(begin)
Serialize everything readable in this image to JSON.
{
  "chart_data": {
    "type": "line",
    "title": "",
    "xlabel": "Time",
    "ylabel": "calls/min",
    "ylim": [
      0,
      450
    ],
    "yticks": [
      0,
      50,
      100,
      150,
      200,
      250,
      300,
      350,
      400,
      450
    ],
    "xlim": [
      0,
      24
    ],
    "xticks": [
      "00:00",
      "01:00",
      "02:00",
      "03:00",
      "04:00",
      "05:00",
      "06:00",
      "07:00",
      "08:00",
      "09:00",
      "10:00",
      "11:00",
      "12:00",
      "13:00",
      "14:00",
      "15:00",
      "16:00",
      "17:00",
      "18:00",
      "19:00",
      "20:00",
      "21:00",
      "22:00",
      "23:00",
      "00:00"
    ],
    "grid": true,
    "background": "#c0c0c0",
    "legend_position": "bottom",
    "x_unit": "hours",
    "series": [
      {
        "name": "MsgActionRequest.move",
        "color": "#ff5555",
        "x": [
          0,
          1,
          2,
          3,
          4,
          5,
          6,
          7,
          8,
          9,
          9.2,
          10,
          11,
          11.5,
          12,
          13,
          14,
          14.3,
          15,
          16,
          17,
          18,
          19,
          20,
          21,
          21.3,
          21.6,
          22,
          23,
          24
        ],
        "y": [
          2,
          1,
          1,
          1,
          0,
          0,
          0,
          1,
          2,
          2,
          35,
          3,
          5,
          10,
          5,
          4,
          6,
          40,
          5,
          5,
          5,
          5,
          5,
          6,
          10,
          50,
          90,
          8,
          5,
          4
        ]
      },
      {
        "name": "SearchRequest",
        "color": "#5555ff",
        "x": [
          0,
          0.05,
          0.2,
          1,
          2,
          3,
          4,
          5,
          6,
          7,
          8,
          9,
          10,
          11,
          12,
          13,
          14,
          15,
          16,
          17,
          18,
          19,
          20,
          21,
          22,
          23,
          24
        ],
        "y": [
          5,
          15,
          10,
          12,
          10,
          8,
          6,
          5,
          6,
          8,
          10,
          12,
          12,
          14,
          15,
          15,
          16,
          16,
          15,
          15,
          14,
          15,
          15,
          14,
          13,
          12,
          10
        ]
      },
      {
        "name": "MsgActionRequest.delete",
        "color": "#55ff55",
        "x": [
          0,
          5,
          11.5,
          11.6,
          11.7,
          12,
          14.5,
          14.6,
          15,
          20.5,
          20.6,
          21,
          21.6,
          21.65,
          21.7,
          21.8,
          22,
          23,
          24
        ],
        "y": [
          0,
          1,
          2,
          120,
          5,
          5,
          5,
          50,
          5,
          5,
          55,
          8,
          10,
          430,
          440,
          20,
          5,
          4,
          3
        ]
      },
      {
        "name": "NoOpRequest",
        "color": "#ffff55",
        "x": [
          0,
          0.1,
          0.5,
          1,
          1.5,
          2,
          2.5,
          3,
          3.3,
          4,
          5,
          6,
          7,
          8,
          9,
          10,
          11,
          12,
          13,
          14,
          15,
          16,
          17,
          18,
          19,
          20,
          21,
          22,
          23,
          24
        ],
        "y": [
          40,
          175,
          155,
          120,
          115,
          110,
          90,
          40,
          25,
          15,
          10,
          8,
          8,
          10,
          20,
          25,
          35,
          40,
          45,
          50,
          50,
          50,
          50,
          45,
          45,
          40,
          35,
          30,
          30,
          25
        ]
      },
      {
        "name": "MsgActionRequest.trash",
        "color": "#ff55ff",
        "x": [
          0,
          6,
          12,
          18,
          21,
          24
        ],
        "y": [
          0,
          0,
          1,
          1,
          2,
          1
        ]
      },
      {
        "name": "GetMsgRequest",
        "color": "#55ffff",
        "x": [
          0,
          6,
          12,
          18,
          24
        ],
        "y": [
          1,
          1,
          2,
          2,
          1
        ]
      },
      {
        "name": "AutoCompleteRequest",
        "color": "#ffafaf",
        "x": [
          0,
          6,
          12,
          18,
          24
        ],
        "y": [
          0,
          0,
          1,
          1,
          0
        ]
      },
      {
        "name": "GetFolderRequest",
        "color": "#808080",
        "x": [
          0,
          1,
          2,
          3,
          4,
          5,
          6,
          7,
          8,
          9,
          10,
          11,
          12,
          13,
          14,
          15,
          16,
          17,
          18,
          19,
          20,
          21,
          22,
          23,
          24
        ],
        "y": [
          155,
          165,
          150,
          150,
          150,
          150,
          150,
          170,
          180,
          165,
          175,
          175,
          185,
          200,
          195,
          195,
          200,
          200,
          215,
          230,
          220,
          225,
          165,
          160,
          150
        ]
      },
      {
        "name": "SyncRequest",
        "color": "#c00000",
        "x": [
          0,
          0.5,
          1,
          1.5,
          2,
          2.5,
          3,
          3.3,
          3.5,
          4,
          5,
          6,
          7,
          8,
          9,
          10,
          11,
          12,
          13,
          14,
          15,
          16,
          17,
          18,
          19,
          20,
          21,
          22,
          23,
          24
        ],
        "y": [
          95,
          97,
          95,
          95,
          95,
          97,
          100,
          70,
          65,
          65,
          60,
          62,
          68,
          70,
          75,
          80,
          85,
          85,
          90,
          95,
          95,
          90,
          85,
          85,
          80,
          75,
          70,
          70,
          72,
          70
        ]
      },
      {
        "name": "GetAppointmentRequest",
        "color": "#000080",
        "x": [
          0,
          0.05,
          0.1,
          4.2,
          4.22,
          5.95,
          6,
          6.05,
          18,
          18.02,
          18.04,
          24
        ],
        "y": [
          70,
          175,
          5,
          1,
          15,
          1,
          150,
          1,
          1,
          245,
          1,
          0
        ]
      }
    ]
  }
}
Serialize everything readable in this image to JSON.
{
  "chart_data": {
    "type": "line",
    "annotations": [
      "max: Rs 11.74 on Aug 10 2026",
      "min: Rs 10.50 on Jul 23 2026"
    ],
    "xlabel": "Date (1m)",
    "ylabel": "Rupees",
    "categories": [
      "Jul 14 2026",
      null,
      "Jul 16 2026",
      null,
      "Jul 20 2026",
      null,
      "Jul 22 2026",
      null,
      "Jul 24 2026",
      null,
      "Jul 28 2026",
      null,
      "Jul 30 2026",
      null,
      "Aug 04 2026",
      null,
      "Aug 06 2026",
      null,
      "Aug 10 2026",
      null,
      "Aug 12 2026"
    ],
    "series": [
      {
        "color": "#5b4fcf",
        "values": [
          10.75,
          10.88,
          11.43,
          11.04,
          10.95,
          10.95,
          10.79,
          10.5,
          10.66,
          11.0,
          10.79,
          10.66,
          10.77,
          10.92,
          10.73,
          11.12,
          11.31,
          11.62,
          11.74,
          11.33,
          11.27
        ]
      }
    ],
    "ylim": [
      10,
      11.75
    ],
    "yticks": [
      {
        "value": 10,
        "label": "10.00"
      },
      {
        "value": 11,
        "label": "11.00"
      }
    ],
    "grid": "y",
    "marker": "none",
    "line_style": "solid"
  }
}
(end)
DESCRIPTION OF THE TASK: Would you copy out each line exactly as written?

OUTPUT OF THE EXERCISE:
Serialize everything readable in this image to JSON.
{
  "chart_data": {
    "type": "line",
    "title": "",
    "xlabel": "Time",
    "ylabel": "calls/min",
    "ylim": [
      0,
      450
    ],
    "yticks": [
      0,
      50,
      100,
      150,
      200,
      250,
      300,
      350,
      400,
      450
    ],
    "xlim": [
      0,
      24
    ],
    "xticks": [
      "00:00",
      "01:00",
      "02:00",
      "03:00",
      "04:00",
      "05:00",
      "06:00",
      "07:00",
      "08:00",
      "09:00",
      "10:00",
      "11:00",
      "12:00",
      "13:00",
      "14:00",
      "15:00",
      "16:00",
      "17:00",
      "18:00",
      "19:00",
      "20:00",
      "21:00",
      "22:00",
      "23:00",
      "00:00"
    ],
    "grid": true,
    "background": "#c0c0c0",
    "legend_position": "bottom",
    "x_unit": "hours",
    "series": [
      {
        "name": "MsgActionRequest.move",
        "color": "#ff5555",
        "x": [
          0,
          1,
          2,
          3,
          4,
          5,
          6,
          7,
          8,
          9,
          9.2,
          10,
          11,
          11.5,
          12,
          13,
          14,
          14.3,
          15,
          16,
          17,
          18,
          19,
          20,
          21,
          21.3,
          21.6,
          22,
          23,
          24
        ],
        "y": [
          2,
          1,
          1,
          1,
          0,
          0,
          0,
          1,
          2,
          2,
          35,
          3,
          5,
          10,
          5,
          4,
          6,
          40,
          5,
          5,
          5,
          5,
          5,
          6,
          10,
          50,
          90,
          8,
          5,
          4
        ]
      },
      {
        "name": "SearchRequest",
        "color": "#5555ff",
        "x": [
          0,
          0.05,
          0.2,
          1,
          2,
          3,
          4,
          5,
          6,
          7,
          8,
          9,
          10,
          11,
          12,
          13,
          14,
          15,
          16,
          17,
          18,
          19,
          20,
          21,
          22,
          23,
          24
        ],
        "y": [
          5,
          15,
          10,
          12,
          10,
          8,
          6,
          5,
          6,
          8,
          10,
          12,
          12,
          14,
          15,
          15,
          16,
          16,
          15,
          15,
          14,
          15,
          15,
          14,
          13,
          12,
          10
        ]
      },
      {
        "name": "MsgActionRequest.delete",
        "color": "#55ff55",
        "x": [
          0,
          5,
          11.5,
          11.6,
          11.7,
          12,
          14.5,
          14.6,
          15,
          20.5,
          20.6,
          21,
          21.6,
          21.65,
          21.7,
          21.8,
          22,
          23,
          24
        ],
        "y": [
          0,
          1,
          2,
          120,
          5,
          5,
          5,
          50,
          5,
          5,
          55,
          8,
          10,
          430,
          440,
          20,
          5,
          4,
          3
        ]
      },
      {
        "name": "NoOpRequest",
        "color": "#ffff55",
        "x": [
          0,
          0.1,
          0.5,
          1,
          1.5,
          2,
          2.5,
          3,
          3.3,
          4,
          5,
          6,
          7,
          8,
          9,
          10,
          11,
          12,
          13,
          14,
          15,
          16,
          17,
          18,
          19,
          20,
          21,
          22,
          23,
          24
        ],
        "y": [
          40,
          175,
          155,
          120,
          115,
          110,
          90,
          40,
          25,
          15,
          10,
          8,
          8,
          10,
          20,
          25,
          35,
          40,
          45,
          50,
          50,
          50,
          50,
          45,
          45,
          40,
          35,
          30,
          30,
          25
        ]
      },
      {
        "name": "MsgActionRequest.trash",
        "color": "#ff55ff",
        "x": [
          0,
          6,
          12,
          18,
          21,
          24
        ],
        "y": [
          0,
          0,
          1,
          1,
          2,
          1
        ]
      },
      {
        "name": "GetMsgRequest",
        "color": "#55ffff",
        "x": [
          0,
          6,
          12,
          18,
          24
        ],
        "y": [
          1,
          1,
          2,
          2,
          1
        ]
      },
      {
        "name": "AutoCompleteRequest",
        "color": "#ffafaf",
        "x": [
          0,
          6,
          12,
          18,
          24
        ],
        "y": [
          0,
          0,
          1,
          1,
          0
        ]
      },
      {
        "name": "GetFolderRequest",
        "color": "#808080",
        "x": [
          0,
          1,
          2,
          3,
          4,
          5,
          6,
          7,
          8,
          9,
          10,
          11,
          12,
          13,
          14,
          15,
          16,
          17,
          18,
          19,
          20,
          21,
          22,
          23,
          24
        ],
        "y": [
          155,
          165,
          150,
          150,
          150,
          150,
          150,
          170,
          180,
          165,
          175,
          175,
          185,
          200,
          195,
          195,
          200,
          200,
          215,
          230,
          220,
          225,
          165,
          160,
          150
        ]
      },
      {
        "name": "SyncRequest",
        "color": "#c00000",
        "x": [
          0,
          0.5,
          1,
          1.5,
          2,
          2.5,
          3,
          3.3,
          3.5,
          4,
          5,
          6,
          7,
          8,
          9,
          10,
          11,
          12,
          13,
          14,
          15,
          16,
          17,
          18,
          19,
          20,
          21,
          22,
          23,
          24
        ],
        "y": [
          95,
          97,
          95,
          95,
          95,
          97,
          100,
          70,
          65,
          65,
          60,
          62,
          68,
          70,
          75,
          80,
          85,
          85,
          90,
          95,
          95,
          90,
          85,
          85,
          80,
          75,
          70,
          70,
          72,
          70
        ]
      },
      {
        "name": "GetAppointmentRequest",
        "color": "#000080",
        "x": [
          0,
          0.05,
          0.1,
          4.2,
          4.22,
          5.95,
          6,
          6.05,
          18,
          18.02,
          18.04,
          24
        ],
        "y": [
          70,
          175,
          5,
          1,
          15,
          1,
          150,
          1,
          1,
          245,
          1,
          0
        ]
      }
    ]
  }
}
Serialize everything readable in this image to JSON.
{
  "chart_data": {
    "type": "line",
    "annotations": [
      "max: Rs 11.74 on Aug 10 2026",
      "min: Rs 10.50 on Jul 23 2026"
    ],
    "xlabel": "Date (1m)",
    "ylabel": "Rupees",
    "categories": [
      "Jul 14 2026",
      null,
      "Jul 16 2026",
      null,
      "Jul 20 2026",
      null,
      "Jul 22 2026",
      null,
      "Jul 24 2026",
      null,
      "Jul 28 2026",
      null,
      "Jul 30 2026",
      null,
      "Aug 04 2026",
      null,
      "Aug 06 2026",
      null,
      "Aug 10 2026",
      null,
      "Aug 12 2026"
    ],
    "series": [
      {
        "color": "#5b4fcf",
        "values": [
          10.75,
          10.88,
          11.43,
          11.04,
          10.95,
          10.95,
          10.79,
          10.5,
          10.66,
          11.0,
          10.79,
          10.66,
          10.77,
          10.92,
          10.73,
          11.12,
          11.31,
          11.62,
          11.74,
          11.33,
          11.27
        ]
      }
    ],
    "ylim": [
      10,
      11.75
    ],
    "yticks": [
      {
        "value": 10,
        "label": "10.00"
      },
      {
        "value": 11,
        "label": "11.00"
      }
    ],
    "grid": "y",
    "marker": "none",
    "line_style": "solid"
  }
}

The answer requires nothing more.